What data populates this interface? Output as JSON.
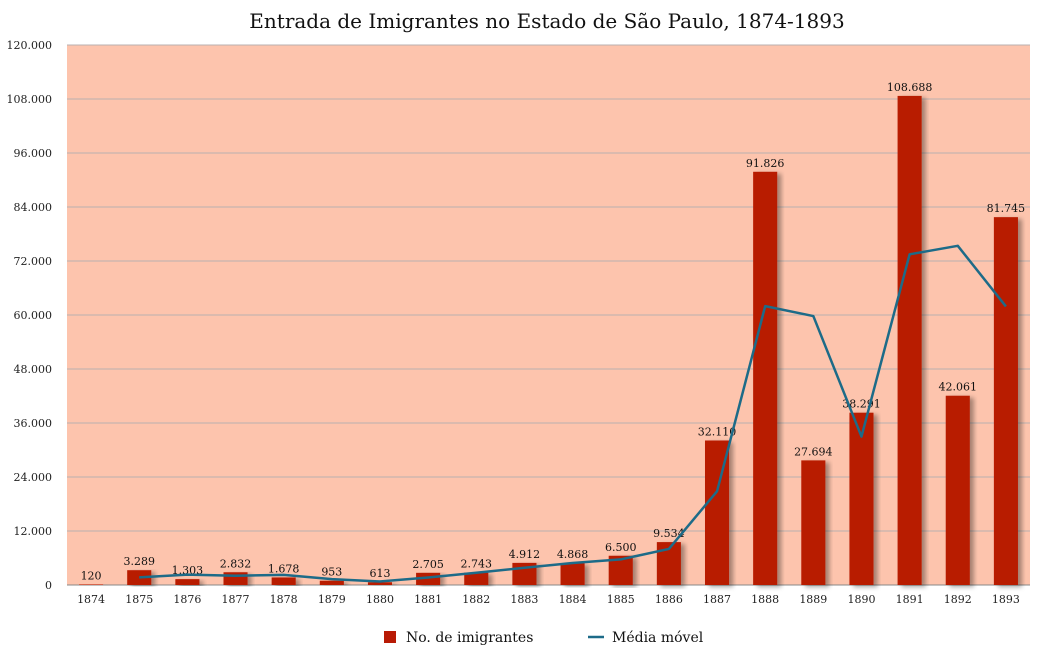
{
  "chart_data": {
    "type": "bar",
    "title": "Entrada de Imigrantes no Estado de São Paulo, 1874-1893",
    "xlabel": "",
    "ylabel": "",
    "categories": [
      "1874",
      "1875",
      "1876",
      "1877",
      "1878",
      "1879",
      "1880",
      "1881",
      "1882",
      "1883",
      "1884",
      "1885",
      "1886",
      "1887",
      "1888",
      "1889",
      "1890",
      "1891",
      "1892",
      "1893"
    ],
    "series": [
      {
        "name": "No. de imigrantes",
        "type": "bar",
        "color": "#b81a05",
        "values": [
          120,
          3289,
          1303,
          2832,
          1678,
          953,
          613,
          2705,
          2743,
          4912,
          4868,
          6500,
          9534,
          32110,
          91826,
          27694,
          38291,
          108688,
          42061,
          81745
        ],
        "data_labels": [
          "120",
          "3.289",
          "1.303",
          "2.832",
          "1.678",
          "953",
          "613",
          "2.705",
          "2.743",
          "4.912",
          "4.868",
          "6.500",
          "9.534",
          "32.110",
          "91.826",
          "27.694",
          "38.291",
          "108.688",
          "42.061",
          "81.745"
        ]
      },
      {
        "name": "Média móvel",
        "type": "line",
        "color": "#1d6b88",
        "values": [
          null,
          1705,
          2296,
          2068,
          2255,
          1316,
          783,
          1659,
          2724,
          3828,
          4890,
          5684,
          8017,
          20822,
          61968,
          59760,
          32993,
          73490,
          75375,
          61903
        ]
      }
    ],
    "ylim": [
      0,
      120000
    ],
    "yticks": [
      0,
      12000,
      24000,
      36000,
      48000,
      60000,
      72000,
      84000,
      96000,
      108000,
      120000
    ],
    "ytick_labels": [
      "0",
      "12.000",
      "24.000",
      "36.000",
      "48.000",
      "60.000",
      "72.000",
      "84.000",
      "96.000",
      "108.000",
      "120.000"
    ],
    "grid": true,
    "legend_position": "bottom",
    "colors": {
      "plot_background": "#fdc4ad",
      "grid": "#b9b1b0"
    }
  }
}
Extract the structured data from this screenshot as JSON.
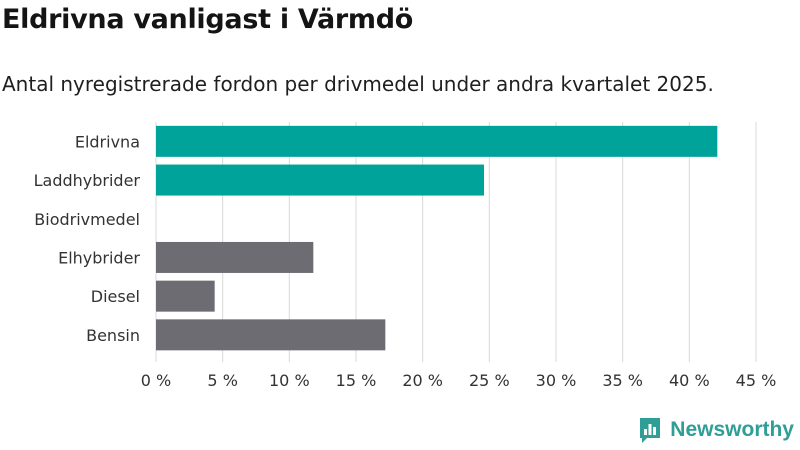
{
  "title": "Eldrivna vanligast i Värmdö",
  "subtitle": "Antal nyregistrerade fordon per drivmedel under andra kvartalet 2025.",
  "brand": {
    "name": "Newsworthy",
    "icon": "newsworthy-logo-icon"
  },
  "colors": {
    "highlight": "#00a39a",
    "other": "#6e6c73",
    "grid": "#d9d9d9"
  },
  "chart_data": {
    "type": "bar",
    "orientation": "horizontal",
    "categories": [
      "Eldrivna",
      "Laddhybrider",
      "Biodrivmedel",
      "Elhybrider",
      "Diesel",
      "Bensin"
    ],
    "values": [
      42.1,
      24.6,
      0,
      11.8,
      4.4,
      17.2
    ],
    "highlighted": [
      true,
      true,
      true,
      false,
      false,
      false
    ],
    "xlim": [
      0,
      45
    ],
    "xticks": [
      0,
      5,
      10,
      15,
      20,
      25,
      30,
      35,
      40,
      45
    ],
    "xtick_labels": [
      "0 %",
      "5 %",
      "10 %",
      "15 %",
      "20 %",
      "25 %",
      "30 %",
      "35 %",
      "40 %",
      "45 %"
    ],
    "grid": true,
    "legend": "none"
  }
}
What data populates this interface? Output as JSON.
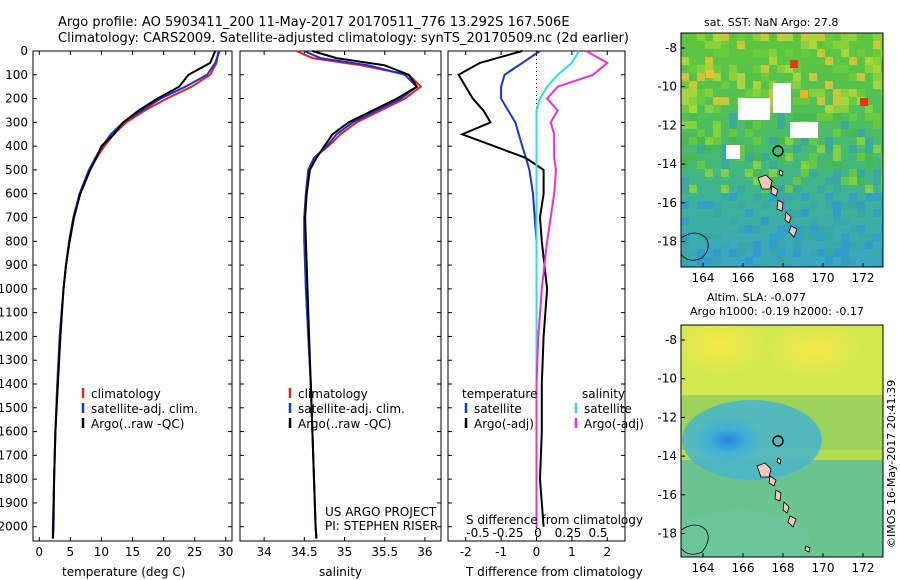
{
  "header": {
    "line1": "Argo profile: AO 5903411_200 11-May-2017 20170511_776 13.292S 167.506E",
    "line2": "Climatology: CARS2009. Satellite-adjusted climatology: synTS_20170509.nc (2d earlier)"
  },
  "credits": {
    "project": "US ARGO PROJECT",
    "pi": "PI: STEPHEN RISER",
    "stamp": "©IMOS 16-May-2017 20:41:39"
  },
  "colors": {
    "climatology": "#e8231e",
    "satellite": "#1a33d6",
    "argo": "#000000",
    "sat_salinity": "#29e0e0",
    "argo_salinity": "#f22bd8"
  },
  "chart_data": [
    {
      "type": "line",
      "xlabel": "temperature (deg C)",
      "xlim": [
        -1,
        31
      ],
      "xticks": [
        0,
        5,
        10,
        15,
        20,
        25,
        30
      ],
      "ylim": [
        0,
        2060
      ],
      "yticks": [
        0,
        100,
        200,
        300,
        400,
        500,
        600,
        700,
        800,
        900,
        1000,
        1100,
        1200,
        1300,
        1400,
        1500,
        1600,
        1700,
        1800,
        1900,
        2000
      ],
      "legend": [
        "climatology",
        "satellite-adj. clim.",
        "Argo(..raw -QC)"
      ],
      "legend_position": "bottom-center",
      "depth": [
        0,
        50,
        100,
        150,
        200,
        250,
        300,
        350,
        400,
        450,
        500,
        600,
        700,
        800,
        900,
        1000,
        1200,
        1400,
        1600,
        1800,
        2000,
        2050
      ],
      "series": [
        {
          "name": "climatology",
          "values": [
            28.8,
            28.5,
            27.5,
            24.5,
            20.5,
            17,
            14,
            12,
            10.5,
            9.2,
            8,
            6.5,
            5.5,
            4.8,
            4.3,
            3.9,
            3.3,
            2.9,
            2.6,
            2.4,
            2.2,
            2.2
          ]
        },
        {
          "name": "satellite-adj. clim.",
          "values": [
            29.0,
            28.3,
            27.0,
            23.5,
            19.5,
            16.5,
            13.5,
            11.5,
            10.2,
            9,
            8,
            6.5,
            5.5,
            4.8,
            4.3,
            3.9,
            3.3,
            2.9,
            2.6,
            2.4,
            2.2,
            2.2
          ]
        },
        {
          "name": "Argo(..raw -QC)",
          "values": [
            28.3,
            27.5,
            24,
            22.5,
            19,
            16,
            13.5,
            12,
            10,
            9.2,
            8.2,
            6.6,
            5.6,
            4.9,
            4.3,
            3.9,
            3.4,
            3.0,
            2.6,
            2.4,
            2.3,
            2.2
          ]
        }
      ]
    },
    {
      "type": "line",
      "xlabel": "salinity",
      "xlim": [
        33.7,
        36.2
      ],
      "xticks": [
        34,
        34.5,
        35,
        35.5,
        36
      ],
      "ylim": [
        0,
        2060
      ],
      "legend": [
        "climatology",
        "satellite-adj. clim.",
        "Argo(..raw -QC)"
      ],
      "legend_position": "bottom-center",
      "depth": [
        0,
        30,
        60,
        100,
        150,
        200,
        250,
        300,
        350,
        400,
        450,
        500,
        600,
        700,
        800,
        1000,
        1200,
        1400,
        1600,
        1800,
        2000,
        2050
      ],
      "series": [
        {
          "name": "climatology",
          "values": [
            34.4,
            34.6,
            35.2,
            35.8,
            35.95,
            35.75,
            35.45,
            35.15,
            34.95,
            34.8,
            34.62,
            34.55,
            34.52,
            34.5,
            34.5,
            34.52,
            34.55,
            34.58,
            34.6,
            34.62,
            34.64,
            34.65
          ]
        },
        {
          "name": "satellite-adj. clim.",
          "values": [
            34.5,
            34.7,
            35.3,
            35.75,
            35.9,
            35.7,
            35.4,
            35.1,
            34.9,
            34.78,
            34.62,
            34.55,
            34.52,
            34.5,
            34.5,
            34.52,
            34.55,
            34.58,
            34.6,
            34.62,
            34.64,
            34.65
          ]
        },
        {
          "name": "Argo(..raw -QC)",
          "values": [
            34.6,
            34.9,
            35.5,
            35.8,
            35.9,
            35.65,
            35.35,
            35.05,
            34.85,
            34.75,
            34.65,
            34.57,
            34.53,
            34.51,
            34.52,
            34.54,
            34.56,
            34.58,
            34.6,
            34.62,
            34.64,
            34.65
          ]
        }
      ]
    },
    {
      "type": "line",
      "xlabel": "T difference from climatology",
      "x2label": "S difference from climatology",
      "xlim": [
        -2.5,
        2.5
      ],
      "xticks": [
        -2,
        -1,
        0,
        1,
        2
      ],
      "x2ticks": [
        "-0.5",
        "-0.25",
        "0",
        "0.25",
        "0.5"
      ],
      "ylim": [
        0,
        2060
      ],
      "legend_titles": [
        "temperature",
        "salinity"
      ],
      "legend": [
        "satellite",
        "Argo(-adj)",
        "satellite",
        "Argo(-adj)"
      ],
      "depth": [
        0,
        50,
        100,
        150,
        200,
        250,
        300,
        350,
        400,
        450,
        500,
        600,
        700,
        800,
        1000,
        1200,
        1400,
        1600,
        1800,
        2000
      ],
      "series": [
        {
          "name": "temperature satellite",
          "values": [
            0.1,
            -0.4,
            -0.9,
            -1.0,
            -1.0,
            -0.8,
            -0.6,
            -0.5,
            -0.4,
            -0.3,
            -0.2,
            -0.1,
            -0.05,
            0,
            0,
            0,
            0,
            0,
            0,
            0
          ]
        },
        {
          "name": "temperature Argo(-adj)",
          "values": [
            -0.4,
            -1.6,
            -2.2,
            -2.0,
            -1.8,
            -1.5,
            -1.3,
            -2.1,
            -1.2,
            -0.3,
            0.2,
            0.2,
            0.1,
            0.15,
            0.3,
            0.2,
            0.15,
            0.15,
            0.1,
            0.2
          ]
        },
        {
          "name": "salinity satellite",
          "values": [
            1.2,
            1.0,
            0.6,
            0.3,
            0.1,
            0,
            0,
            0,
            0,
            0,
            0,
            0,
            0,
            0,
            0,
            0,
            0,
            0,
            0,
            0
          ]
        },
        {
          "name": "salinity Argo(-adj)",
          "values": [
            1.4,
            2.0,
            1.6,
            0.6,
            0.3,
            0.6,
            0.4,
            0.5,
            0.5,
            0.5,
            0.55,
            0.5,
            0.4,
            0.3,
            0.15,
            0.05,
            0,
            0,
            0,
            0
          ]
        }
      ]
    }
  ],
  "maps": [
    {
      "title": "sat. SST: NaN Argo: 27.8",
      "xticks": [
        "164",
        "166",
        "168",
        "170",
        "172"
      ],
      "yticks": [
        "-8",
        "-10",
        "-12",
        "-14",
        "-16",
        "-18"
      ]
    },
    {
      "title1": "Altim. SLA: -0.077",
      "title2": "Argo h1000: -0.19 h2000: -0.17",
      "xticks": [
        "164",
        "166",
        "168",
        "170",
        "172"
      ],
      "yticks": [
        "-8",
        "-10",
        "-12",
        "-14",
        "-16",
        "-18"
      ]
    }
  ]
}
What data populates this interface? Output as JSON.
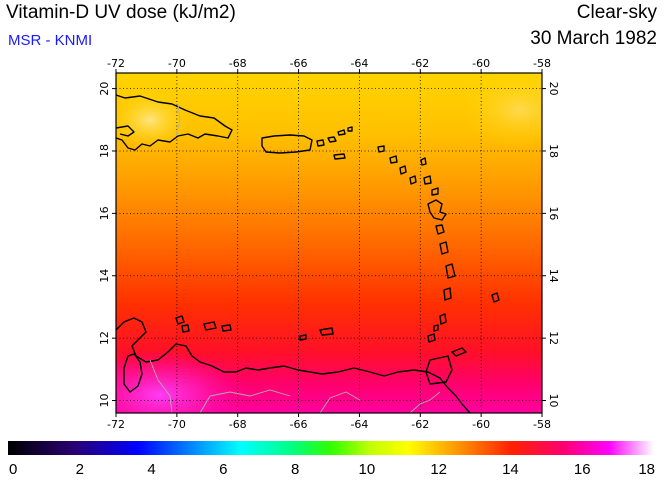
■ ■ ■ ■ ■
Give only the number of lines in the entries above that contain the string "Eldrivna".

2